Problem to work on: Look through the data for the string "logging". Copy every line where it is found.

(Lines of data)
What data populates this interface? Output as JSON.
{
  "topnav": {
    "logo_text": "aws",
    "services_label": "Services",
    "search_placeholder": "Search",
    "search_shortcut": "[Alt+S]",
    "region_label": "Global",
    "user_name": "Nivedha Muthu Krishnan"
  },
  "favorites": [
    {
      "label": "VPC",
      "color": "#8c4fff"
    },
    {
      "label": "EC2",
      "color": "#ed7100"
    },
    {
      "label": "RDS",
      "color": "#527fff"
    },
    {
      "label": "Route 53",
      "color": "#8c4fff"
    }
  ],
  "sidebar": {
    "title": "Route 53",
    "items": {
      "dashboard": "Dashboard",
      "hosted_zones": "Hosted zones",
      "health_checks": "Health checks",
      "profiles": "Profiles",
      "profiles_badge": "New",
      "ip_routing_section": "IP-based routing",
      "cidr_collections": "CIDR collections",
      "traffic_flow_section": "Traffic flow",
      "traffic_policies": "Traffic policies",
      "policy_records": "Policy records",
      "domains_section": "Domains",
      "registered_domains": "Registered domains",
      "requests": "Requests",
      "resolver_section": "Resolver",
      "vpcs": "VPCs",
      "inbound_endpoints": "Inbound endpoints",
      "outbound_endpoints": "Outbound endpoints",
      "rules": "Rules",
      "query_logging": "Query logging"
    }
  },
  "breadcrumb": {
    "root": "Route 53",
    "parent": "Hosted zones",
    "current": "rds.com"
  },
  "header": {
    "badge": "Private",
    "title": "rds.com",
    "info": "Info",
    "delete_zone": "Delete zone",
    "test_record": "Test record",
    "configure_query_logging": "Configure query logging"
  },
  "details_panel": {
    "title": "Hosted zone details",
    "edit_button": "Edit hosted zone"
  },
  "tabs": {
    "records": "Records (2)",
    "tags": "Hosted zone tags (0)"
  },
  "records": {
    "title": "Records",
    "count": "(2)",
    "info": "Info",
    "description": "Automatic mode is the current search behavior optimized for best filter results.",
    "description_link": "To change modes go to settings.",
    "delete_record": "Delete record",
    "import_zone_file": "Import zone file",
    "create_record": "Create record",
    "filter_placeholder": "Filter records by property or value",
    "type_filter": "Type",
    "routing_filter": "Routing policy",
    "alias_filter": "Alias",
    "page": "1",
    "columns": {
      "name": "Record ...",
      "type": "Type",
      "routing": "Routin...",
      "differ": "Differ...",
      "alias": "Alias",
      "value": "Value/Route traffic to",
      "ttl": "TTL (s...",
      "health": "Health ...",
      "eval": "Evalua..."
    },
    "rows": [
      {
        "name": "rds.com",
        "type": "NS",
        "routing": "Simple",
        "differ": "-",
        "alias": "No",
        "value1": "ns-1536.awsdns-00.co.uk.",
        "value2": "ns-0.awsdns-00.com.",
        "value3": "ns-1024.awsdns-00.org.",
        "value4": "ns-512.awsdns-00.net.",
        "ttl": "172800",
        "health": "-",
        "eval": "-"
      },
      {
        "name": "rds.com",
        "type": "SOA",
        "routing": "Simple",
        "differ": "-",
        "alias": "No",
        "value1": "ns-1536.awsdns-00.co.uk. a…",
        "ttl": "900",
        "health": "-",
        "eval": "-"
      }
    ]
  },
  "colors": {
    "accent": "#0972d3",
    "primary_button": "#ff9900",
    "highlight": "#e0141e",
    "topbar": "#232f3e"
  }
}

Solution for this problem:
      "query_logging": "Query logging"
    "configure_query_logging": "Configure query logging"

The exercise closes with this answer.